Stored items

╭──

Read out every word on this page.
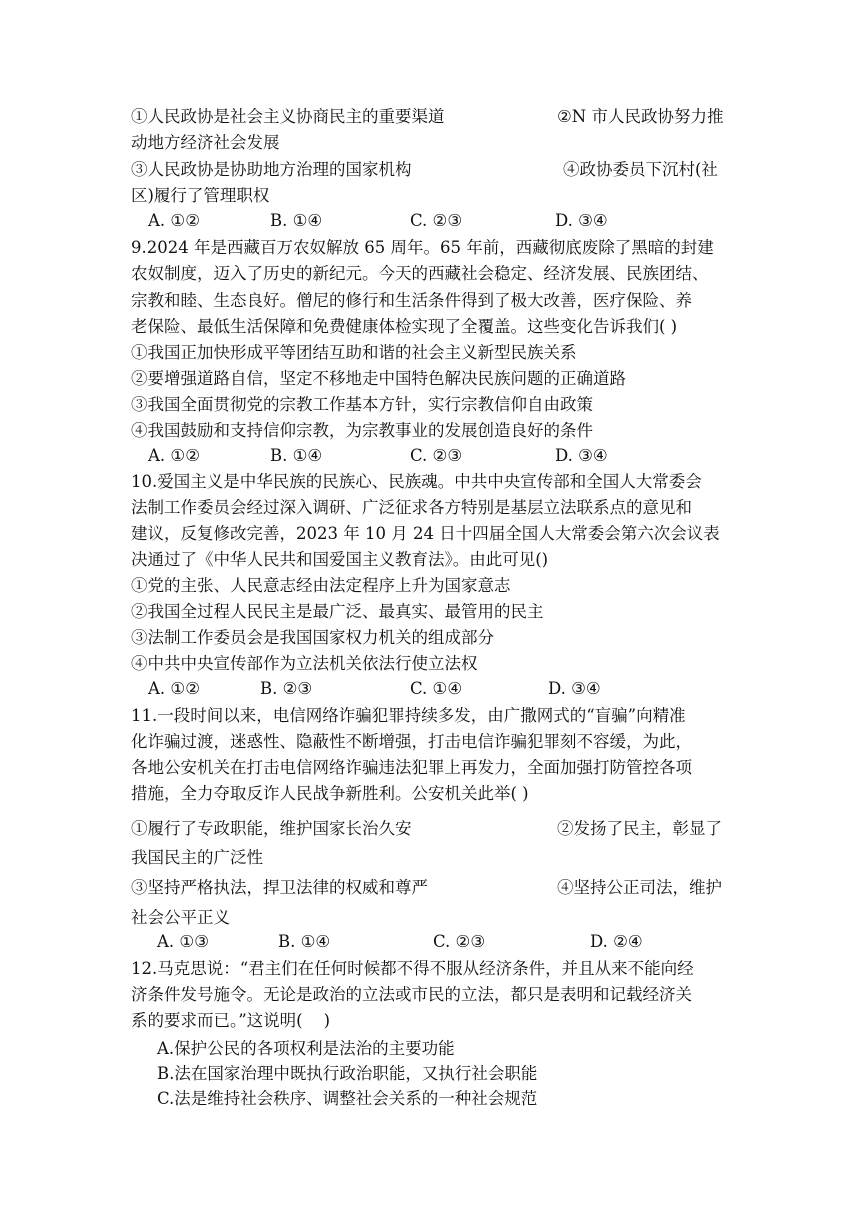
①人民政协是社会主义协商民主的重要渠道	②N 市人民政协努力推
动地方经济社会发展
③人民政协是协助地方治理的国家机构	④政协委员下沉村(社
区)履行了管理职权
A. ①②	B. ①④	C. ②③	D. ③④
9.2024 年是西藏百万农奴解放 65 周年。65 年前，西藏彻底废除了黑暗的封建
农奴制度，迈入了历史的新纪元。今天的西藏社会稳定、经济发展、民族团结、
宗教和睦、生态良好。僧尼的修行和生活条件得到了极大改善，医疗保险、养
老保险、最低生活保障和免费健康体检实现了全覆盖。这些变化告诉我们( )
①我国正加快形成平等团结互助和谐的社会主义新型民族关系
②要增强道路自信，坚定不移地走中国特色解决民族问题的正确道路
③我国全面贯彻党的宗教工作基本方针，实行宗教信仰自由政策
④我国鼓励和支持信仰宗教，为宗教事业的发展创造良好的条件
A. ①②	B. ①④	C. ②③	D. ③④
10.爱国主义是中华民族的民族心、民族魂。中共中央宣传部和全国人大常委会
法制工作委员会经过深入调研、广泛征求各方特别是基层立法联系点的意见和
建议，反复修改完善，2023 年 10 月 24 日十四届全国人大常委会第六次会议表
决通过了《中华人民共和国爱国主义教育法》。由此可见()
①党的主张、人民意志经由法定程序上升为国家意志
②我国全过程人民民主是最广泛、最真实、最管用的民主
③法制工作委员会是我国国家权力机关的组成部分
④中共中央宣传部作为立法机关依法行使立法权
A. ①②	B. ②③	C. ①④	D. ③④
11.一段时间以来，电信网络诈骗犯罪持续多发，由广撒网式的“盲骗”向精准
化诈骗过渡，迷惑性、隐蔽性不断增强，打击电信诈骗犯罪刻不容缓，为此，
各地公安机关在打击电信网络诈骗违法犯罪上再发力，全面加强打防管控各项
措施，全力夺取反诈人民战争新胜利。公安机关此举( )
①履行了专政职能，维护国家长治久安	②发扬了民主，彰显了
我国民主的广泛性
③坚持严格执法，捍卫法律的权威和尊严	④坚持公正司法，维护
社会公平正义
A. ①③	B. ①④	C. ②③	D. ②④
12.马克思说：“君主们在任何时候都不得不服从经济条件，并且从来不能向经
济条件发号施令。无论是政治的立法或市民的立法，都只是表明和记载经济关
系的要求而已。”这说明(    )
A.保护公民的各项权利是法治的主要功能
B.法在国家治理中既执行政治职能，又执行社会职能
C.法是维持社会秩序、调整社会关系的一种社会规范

╰──

== Problem details ==
Leave the pictures out and output the rest of the listing exactly.

== Result of the task ==
Read out every word on this page.
①人民政协是社会主义协商民主的重要渠道	②N 市人民政协努力推
动地方经济社会发展
③人民政协是协助地方治理的国家机构	④政协委员下沉村(社
区)履行了管理职权
A. ①②	B. ①④	C. ②③	D. ③④
9.2024 年是西藏百万农奴解放 65 周年。65 年前，西藏彻底废除了黑暗的封建
农奴制度，迈入了历史的新纪元。今天的西藏社会稳定、经济发展、民族团结、
宗教和睦、生态良好。僧尼的修行和生活条件得到了极大改善，医疗保险、养
老保险、最低生活保障和免费健康体检实现了全覆盖。这些变化告诉我们( )
①我国正加快形成平等团结互助和谐的社会主义新型民族关系
②要增强道路自信，坚定不移地走中国特色解决民族问题的正确道路
③我国全面贯彻党的宗教工作基本方针，实行宗教信仰自由政策
④我国鼓励和支持信仰宗教，为宗教事业的发展创造良好的条件
A. ①②	B. ①④	C. ②③	D. ③④
10.爱国主义是中华民族的民族心、民族魂。中共中央宣传部和全国人大常委会
法制工作委员会经过深入调研、广泛征求各方特别是基层立法联系点的意见和
建议，反复修改完善，2023 年 10 月 24 日十四届全国人大常委会第六次会议表
决通过了《中华人民共和国爱国主义教育法》。由此可见()
①党的主张、人民意志经由法定程序上升为国家意志
②我国全过程人民民主是最广泛、最真实、最管用的民主
③法制工作委员会是我国国家权力机关的组成部分
④中共中央宣传部作为立法机关依法行使立法权
A. ①②	B. ②③	C. ①④	D. ③④
11.一段时间以来，电信网络诈骗犯罪持续多发，由广撒网式的“盲骗”向精准
化诈骗过渡，迷惑性、隐蔽性不断增强，打击电信诈骗犯罪刻不容缓，为此，
各地公安机关在打击电信网络诈骗违法犯罪上再发力，全面加强打防管控各项
措施，全力夺取反诈人民战争新胜利。公安机关此举( )
①履行了专政职能，维护国家长治久安	②发扬了民主，彰显了
我国民主的广泛性
③坚持严格执法，捍卫法律的权威和尊严	④坚持公正司法，维护
社会公平正义
A. ①③	B. ①④	C. ②③	D. ②④
12.马克思说：“君主们在任何时候都不得不服从经济条件，并且从来不能向经
济条件发号施令。无论是政治的立法或市民的立法，都只是表明和记载经济关
系的要求而已。”这说明(    )
A.保护公民的各项权利是法治的主要功能
B.法在国家治理中既执行政治职能，又执行社会职能
C.法是维持社会秩序、调整社会关系的一种社会规范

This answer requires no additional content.